Task ▸ Repeat each of the lines below word for word.

........

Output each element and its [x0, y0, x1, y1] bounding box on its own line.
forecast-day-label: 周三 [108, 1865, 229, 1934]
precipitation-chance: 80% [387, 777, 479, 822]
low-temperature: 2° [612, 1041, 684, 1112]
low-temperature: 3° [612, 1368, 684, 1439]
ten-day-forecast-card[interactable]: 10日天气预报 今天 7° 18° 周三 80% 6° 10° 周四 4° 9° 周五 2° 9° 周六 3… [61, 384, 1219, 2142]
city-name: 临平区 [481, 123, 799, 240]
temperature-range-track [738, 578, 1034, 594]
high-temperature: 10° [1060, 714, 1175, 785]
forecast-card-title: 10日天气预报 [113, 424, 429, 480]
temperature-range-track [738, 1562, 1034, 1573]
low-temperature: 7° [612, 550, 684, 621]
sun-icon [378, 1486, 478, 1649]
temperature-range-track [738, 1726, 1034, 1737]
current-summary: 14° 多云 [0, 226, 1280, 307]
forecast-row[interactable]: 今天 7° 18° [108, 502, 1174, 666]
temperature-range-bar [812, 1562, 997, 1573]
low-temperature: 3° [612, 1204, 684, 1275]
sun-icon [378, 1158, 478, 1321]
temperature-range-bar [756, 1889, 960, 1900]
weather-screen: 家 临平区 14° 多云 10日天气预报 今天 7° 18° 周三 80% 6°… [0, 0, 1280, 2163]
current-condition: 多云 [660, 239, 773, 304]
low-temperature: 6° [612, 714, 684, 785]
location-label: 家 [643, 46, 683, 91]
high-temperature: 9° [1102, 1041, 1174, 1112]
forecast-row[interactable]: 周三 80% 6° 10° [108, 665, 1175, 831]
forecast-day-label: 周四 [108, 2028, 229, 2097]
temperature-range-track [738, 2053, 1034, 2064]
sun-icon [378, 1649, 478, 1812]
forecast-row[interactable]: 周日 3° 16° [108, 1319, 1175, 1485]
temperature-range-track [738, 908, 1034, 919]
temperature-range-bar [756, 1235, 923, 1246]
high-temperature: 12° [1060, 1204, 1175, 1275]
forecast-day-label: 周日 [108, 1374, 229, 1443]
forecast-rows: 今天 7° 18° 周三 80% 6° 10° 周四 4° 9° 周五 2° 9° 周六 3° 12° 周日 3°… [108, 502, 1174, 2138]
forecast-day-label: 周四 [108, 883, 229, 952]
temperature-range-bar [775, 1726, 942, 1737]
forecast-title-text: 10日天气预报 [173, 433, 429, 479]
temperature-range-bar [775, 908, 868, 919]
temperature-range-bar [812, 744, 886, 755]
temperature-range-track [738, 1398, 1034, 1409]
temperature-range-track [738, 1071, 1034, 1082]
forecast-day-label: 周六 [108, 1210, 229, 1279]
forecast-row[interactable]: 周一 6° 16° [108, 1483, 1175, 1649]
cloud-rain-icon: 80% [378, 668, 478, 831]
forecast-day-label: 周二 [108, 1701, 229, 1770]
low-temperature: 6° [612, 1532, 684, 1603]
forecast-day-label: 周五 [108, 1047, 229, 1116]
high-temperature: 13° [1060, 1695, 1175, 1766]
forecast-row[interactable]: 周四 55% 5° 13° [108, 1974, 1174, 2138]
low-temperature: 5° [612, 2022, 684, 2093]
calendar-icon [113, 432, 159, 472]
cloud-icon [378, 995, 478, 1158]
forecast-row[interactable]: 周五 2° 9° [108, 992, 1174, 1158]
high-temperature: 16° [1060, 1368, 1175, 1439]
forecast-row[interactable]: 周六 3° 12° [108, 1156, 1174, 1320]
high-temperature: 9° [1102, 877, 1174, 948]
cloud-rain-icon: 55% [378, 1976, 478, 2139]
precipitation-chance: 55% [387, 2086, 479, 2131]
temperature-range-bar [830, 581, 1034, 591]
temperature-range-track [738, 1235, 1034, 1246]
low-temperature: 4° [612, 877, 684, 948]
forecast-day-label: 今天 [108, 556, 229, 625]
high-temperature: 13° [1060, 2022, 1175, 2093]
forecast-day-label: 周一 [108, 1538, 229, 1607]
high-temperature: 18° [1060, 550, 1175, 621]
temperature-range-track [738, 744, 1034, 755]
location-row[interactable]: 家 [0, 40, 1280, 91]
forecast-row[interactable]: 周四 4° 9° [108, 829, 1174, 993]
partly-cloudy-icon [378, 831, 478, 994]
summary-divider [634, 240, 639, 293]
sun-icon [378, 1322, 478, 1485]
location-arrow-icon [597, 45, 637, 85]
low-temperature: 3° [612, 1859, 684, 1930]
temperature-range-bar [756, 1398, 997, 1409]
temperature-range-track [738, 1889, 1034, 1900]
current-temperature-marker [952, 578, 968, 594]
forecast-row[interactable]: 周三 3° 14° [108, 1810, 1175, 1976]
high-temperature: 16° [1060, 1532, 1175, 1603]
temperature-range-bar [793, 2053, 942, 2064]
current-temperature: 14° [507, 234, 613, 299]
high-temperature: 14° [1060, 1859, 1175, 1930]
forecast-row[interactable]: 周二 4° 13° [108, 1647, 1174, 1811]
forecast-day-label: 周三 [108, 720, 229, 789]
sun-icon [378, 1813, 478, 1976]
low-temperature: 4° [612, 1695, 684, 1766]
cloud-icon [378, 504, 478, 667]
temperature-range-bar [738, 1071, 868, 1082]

........

Exercise answer ▸
Output each element and its [x0, y0, x1, y1] bounding box on its own line.
forecast-day-label: 周三 [108, 1865, 229, 1934]
precipitation-chance: 80% [387, 777, 479, 822]
low-temperature: 2° [612, 1041, 684, 1112]
low-temperature: 3° [612, 1368, 684, 1439]
ten-day-forecast-card[interactable]: 10日天气预报 今天 7° 18° 周三 80% 6° 10° 周四 4° 9° 周五 2° 9° 周六 3… [61, 384, 1219, 2142]
city-name: 临平区 [481, 123, 799, 240]
temperature-range-track [738, 578, 1034, 594]
high-temperature: 10° [1060, 714, 1175, 785]
forecast-card-title: 10日天气预报 [113, 424, 429, 480]
temperature-range-track [738, 1562, 1034, 1573]
low-temperature: 7° [612, 550, 684, 621]
sun-icon [378, 1486, 478, 1649]
temperature-range-track [738, 1726, 1034, 1737]
current-summary: 14° 多云 [0, 226, 1280, 307]
forecast-row[interactable]: 今天 7° 18° [108, 502, 1174, 666]
temperature-range-bar [812, 1562, 997, 1573]
low-temperature: 3° [612, 1204, 684, 1275]
sun-icon [378, 1158, 478, 1321]
temperature-range-bar [756, 1889, 960, 1900]
weather-screen: 家 临平区 14° 多云 10日天气预报 今天 7° 18° 周三 80% 6°… [0, 0, 1280, 2163]
current-condition: 多云 [660, 239, 773, 304]
low-temperature: 6° [612, 714, 684, 785]
location-label: 家 [643, 46, 683, 91]
high-temperature: 9° [1102, 1041, 1174, 1112]
forecast-row[interactable]: 周三 80% 6° 10° [108, 665, 1175, 831]
forecast-day-label: 周四 [108, 2028, 229, 2097]
temperature-range-track [738, 2053, 1034, 2064]
sun-icon [378, 1649, 478, 1812]
forecast-row[interactable]: 周日 3° 16° [108, 1319, 1175, 1485]
temperature-range-track [738, 908, 1034, 919]
temperature-range-bar [756, 1235, 923, 1246]
high-temperature: 12° [1060, 1204, 1175, 1275]
forecast-day-label: 周日 [108, 1374, 229, 1443]
forecast-rows: 今天 7° 18° 周三 80% 6° 10° 周四 4° 9° 周五 2° 9° 周六 3° 12° 周日 3°… [108, 502, 1174, 2138]
forecast-day-label: 周四 [108, 883, 229, 952]
temperature-range-bar [775, 1726, 942, 1737]
forecast-title-text: 10日天气预报 [173, 433, 429, 479]
temperature-range-bar [775, 908, 868, 919]
temperature-range-bar [812, 744, 886, 755]
temperature-range-track [738, 1398, 1034, 1409]
temperature-range-track [738, 1071, 1034, 1082]
forecast-day-label: 周六 [108, 1210, 229, 1279]
forecast-row[interactable]: 周一 6° 16° [108, 1483, 1175, 1649]
cloud-rain-icon: 80% [378, 668, 478, 831]
forecast-day-label: 周二 [108, 1701, 229, 1770]
low-temperature: 6° [612, 1532, 684, 1603]
forecast-day-label: 周五 [108, 1047, 229, 1116]
high-temperature: 13° [1060, 1695, 1175, 1766]
forecast-row[interactable]: 周四 55% 5° 13° [108, 1974, 1174, 2138]
low-temperature: 5° [612, 2022, 684, 2093]
calendar-icon [113, 432, 159, 472]
cloud-icon [378, 995, 478, 1158]
forecast-row[interactable]: 周五 2° 9° [108, 992, 1174, 1158]
high-temperature: 16° [1060, 1368, 1175, 1439]
forecast-row[interactable]: 周六 3° 12° [108, 1156, 1174, 1320]
high-temperature: 9° [1102, 877, 1174, 948]
cloud-rain-icon: 55% [378, 1976, 478, 2139]
precipitation-chance: 55% [387, 2086, 479, 2131]
temperature-range-bar [830, 581, 1034, 591]
temperature-range-track [738, 1235, 1034, 1246]
low-temperature: 4° [612, 877, 684, 948]
forecast-day-label: 今天 [108, 556, 229, 625]
high-temperature: 13° [1060, 2022, 1175, 2093]
forecast-day-label: 周一 [108, 1538, 229, 1607]
high-temperature: 18° [1060, 550, 1175, 621]
temperature-range-track [738, 744, 1034, 755]
location-row[interactable]: 家 [0, 40, 1280, 91]
forecast-row[interactable]: 周四 4° 9° [108, 829, 1174, 993]
partly-cloudy-icon [378, 831, 478, 994]
summary-divider [634, 240, 639, 293]
sun-icon [378, 1322, 478, 1485]
location-arrow-icon [597, 45, 637, 85]
low-temperature: 3° [612, 1859, 684, 1930]
temperature-range-bar [756, 1398, 997, 1409]
temperature-range-track [738, 1889, 1034, 1900]
current-temperature-marker [952, 578, 968, 594]
forecast-row[interactable]: 周三 3° 14° [108, 1810, 1175, 1976]
high-temperature: 16° [1060, 1532, 1175, 1603]
temperature-range-bar [793, 2053, 942, 2064]
current-temperature: 14° [507, 234, 613, 299]
high-temperature: 14° [1060, 1859, 1175, 1930]
forecast-row[interactable]: 周二 4° 13° [108, 1647, 1174, 1811]
forecast-day-label: 周三 [108, 720, 229, 789]
sun-icon [378, 1813, 478, 1976]
low-temperature: 4° [612, 1695, 684, 1766]
cloud-icon [378, 504, 478, 667]
temperature-range-bar [738, 1071, 868, 1082]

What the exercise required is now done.